* [GIVEN EXERCISE]:
Transcribe the listing below word for word.

::::::

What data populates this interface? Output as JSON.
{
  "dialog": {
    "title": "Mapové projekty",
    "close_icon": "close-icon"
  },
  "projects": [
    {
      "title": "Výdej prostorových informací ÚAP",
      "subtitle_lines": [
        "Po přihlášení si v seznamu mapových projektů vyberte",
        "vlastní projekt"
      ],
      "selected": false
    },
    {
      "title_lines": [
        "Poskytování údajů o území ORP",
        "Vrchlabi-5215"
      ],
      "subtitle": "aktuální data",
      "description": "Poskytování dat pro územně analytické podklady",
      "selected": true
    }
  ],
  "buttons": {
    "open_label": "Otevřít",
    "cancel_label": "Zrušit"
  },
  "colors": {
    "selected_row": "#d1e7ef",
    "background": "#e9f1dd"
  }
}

::::::

* [IN RESPONSE]:
What data populates this interface? Output as JSON.
{
  "dialog": {
    "title": "Mapové projekty",
    "close_icon": "close-icon"
  },
  "projects": [
    {
      "title": "Výdej prostorových informací ÚAP",
      "subtitle_lines": [
        "Po přihlášení si v seznamu mapových projektů vyberte",
        "vlastní projekt"
      ],
      "selected": false
    },
    {
      "title_lines": [
        "Poskytování údajů o území ORP",
        "Vrchlabi-5215"
      ],
      "subtitle": "aktuální data",
      "description": "Poskytování dat pro územně analytické podklady",
      "selected": true
    }
  ],
  "buttons": {
    "open_label": "Otevřít",
    "cancel_label": "Zrušit"
  },
  "colors": {
    "selected_row": "#d1e7ef",
    "background": "#e9f1dd"
  }
}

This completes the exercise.